◆ **SHORT TASK**
Could you repeat, word for word, every line from the one containing "Extract all readable text from this page." through the final line of the records below, and nothing else?

▼▼▼

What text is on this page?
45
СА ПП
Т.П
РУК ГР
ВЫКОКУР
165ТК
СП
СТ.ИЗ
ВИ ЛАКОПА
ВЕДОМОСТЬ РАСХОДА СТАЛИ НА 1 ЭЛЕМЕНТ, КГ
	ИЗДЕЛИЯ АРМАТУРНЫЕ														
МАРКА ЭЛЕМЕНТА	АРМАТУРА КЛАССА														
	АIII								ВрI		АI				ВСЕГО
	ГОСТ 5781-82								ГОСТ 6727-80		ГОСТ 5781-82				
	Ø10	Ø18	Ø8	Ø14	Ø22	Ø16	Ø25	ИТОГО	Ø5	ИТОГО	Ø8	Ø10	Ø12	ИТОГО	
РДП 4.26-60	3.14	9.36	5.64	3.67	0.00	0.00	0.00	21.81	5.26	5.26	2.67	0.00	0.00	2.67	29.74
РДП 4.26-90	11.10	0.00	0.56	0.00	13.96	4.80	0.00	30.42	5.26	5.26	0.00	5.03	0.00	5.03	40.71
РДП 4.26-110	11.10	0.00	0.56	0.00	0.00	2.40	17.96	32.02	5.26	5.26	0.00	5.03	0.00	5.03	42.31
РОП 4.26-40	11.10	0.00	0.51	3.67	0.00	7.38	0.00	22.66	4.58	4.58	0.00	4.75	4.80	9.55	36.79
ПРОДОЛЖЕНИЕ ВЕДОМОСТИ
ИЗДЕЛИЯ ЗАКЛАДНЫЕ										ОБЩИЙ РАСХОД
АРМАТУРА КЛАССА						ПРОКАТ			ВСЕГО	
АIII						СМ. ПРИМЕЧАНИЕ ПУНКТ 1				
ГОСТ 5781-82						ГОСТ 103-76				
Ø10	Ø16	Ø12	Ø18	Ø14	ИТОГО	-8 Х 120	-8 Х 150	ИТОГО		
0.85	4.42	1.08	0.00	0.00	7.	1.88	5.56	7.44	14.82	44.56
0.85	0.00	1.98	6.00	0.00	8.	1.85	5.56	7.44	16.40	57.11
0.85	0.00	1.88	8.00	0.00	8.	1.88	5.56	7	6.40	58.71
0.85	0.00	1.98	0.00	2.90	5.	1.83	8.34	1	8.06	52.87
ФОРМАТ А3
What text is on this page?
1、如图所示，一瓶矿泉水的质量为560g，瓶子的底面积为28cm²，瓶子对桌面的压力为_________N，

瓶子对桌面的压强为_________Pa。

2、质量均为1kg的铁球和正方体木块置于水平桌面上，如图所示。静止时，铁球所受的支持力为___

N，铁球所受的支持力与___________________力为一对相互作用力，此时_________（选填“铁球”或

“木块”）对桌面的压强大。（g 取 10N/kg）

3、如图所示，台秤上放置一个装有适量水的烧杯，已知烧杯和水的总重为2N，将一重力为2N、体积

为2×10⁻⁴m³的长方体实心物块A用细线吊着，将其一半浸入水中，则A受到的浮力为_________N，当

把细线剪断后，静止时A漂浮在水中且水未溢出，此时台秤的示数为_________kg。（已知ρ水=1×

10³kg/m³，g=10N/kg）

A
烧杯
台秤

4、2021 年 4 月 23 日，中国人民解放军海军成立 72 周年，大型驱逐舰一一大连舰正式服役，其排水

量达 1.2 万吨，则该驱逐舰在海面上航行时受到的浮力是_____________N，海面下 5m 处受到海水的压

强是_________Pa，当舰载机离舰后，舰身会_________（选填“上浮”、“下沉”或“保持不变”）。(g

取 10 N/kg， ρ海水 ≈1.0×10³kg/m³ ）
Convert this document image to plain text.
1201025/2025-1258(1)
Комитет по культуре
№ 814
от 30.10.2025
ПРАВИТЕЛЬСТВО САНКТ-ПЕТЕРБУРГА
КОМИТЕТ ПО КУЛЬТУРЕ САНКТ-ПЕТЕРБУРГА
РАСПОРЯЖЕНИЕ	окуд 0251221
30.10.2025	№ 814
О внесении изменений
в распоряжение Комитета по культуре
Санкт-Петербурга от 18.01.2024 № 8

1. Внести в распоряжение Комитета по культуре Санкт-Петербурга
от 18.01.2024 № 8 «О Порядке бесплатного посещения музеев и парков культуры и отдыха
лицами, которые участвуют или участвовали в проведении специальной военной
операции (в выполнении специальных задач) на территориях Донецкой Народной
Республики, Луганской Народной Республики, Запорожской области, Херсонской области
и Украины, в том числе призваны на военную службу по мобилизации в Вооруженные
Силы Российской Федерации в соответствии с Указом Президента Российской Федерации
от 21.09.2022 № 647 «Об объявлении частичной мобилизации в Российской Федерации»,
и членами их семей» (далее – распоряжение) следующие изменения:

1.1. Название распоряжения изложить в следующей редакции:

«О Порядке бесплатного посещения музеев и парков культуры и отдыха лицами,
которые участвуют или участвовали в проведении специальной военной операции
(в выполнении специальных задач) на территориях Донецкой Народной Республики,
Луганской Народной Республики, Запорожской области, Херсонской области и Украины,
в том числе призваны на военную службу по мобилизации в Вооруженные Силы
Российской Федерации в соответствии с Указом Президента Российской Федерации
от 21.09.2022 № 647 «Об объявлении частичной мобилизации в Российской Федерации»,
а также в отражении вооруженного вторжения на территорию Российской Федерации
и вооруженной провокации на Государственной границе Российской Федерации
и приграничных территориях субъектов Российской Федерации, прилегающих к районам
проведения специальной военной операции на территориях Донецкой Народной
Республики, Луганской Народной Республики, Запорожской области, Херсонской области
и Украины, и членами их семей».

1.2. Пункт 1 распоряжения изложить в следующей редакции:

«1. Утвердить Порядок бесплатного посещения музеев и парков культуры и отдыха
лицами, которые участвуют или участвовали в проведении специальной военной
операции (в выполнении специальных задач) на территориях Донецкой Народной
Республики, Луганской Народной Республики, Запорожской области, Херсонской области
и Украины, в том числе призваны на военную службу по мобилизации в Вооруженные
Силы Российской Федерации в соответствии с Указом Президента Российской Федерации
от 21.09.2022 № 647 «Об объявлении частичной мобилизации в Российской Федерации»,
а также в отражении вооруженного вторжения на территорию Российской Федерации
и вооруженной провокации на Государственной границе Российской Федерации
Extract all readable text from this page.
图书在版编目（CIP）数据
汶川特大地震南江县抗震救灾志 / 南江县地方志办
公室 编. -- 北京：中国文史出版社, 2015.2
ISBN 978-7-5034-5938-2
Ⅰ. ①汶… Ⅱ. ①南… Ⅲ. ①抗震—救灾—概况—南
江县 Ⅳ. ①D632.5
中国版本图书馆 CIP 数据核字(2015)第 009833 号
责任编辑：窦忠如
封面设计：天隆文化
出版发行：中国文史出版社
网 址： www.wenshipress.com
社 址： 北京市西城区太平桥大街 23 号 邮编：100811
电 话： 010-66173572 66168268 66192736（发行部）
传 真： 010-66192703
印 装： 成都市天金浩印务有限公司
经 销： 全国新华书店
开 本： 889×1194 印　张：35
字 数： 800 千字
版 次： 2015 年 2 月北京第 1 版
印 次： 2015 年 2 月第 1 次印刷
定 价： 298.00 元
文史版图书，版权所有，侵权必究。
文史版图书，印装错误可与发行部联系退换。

▲▲▲

◆ **OUTPUT FOR THIS EXERCISE**
Extract all readable text from this page.
图书在版编目（CIP）数据
汶川特大地震南江县抗震救灾志 / 南江县地方志办
公室 编. -- 北京：中国文史出版社, 2015.2
ISBN 978-7-5034-5938-2
Ⅰ. ①汶… Ⅱ. ①南… Ⅲ. ①抗震—救灾—概况—南
江县 Ⅳ. ①D632.5
中国版本图书馆 CIP 数据核字(2015)第 009833 号
责任编辑：窦忠如
封面设计：天隆文化
出版发行：中国文史出版社
网 址： www.wenshipress.com
社 址： 北京市西城区太平桥大街 23 号 邮编：100811
电 话： 010-66173572 66168268 66192736（发行部）
传 真： 010-66192703
印 装： 成都市天金浩印务有限公司
经 销： 全国新华书店
开 本： 889×1194 印　张：35
字 数： 800 千字
版 次： 2015 年 2 月北京第 1 版
印 次： 2015 年 2 月第 1 次印刷
定 价： 298.00 元
文史版图书，版权所有，侵权必究。
文史版图书，印装错误可与发行部联系退换。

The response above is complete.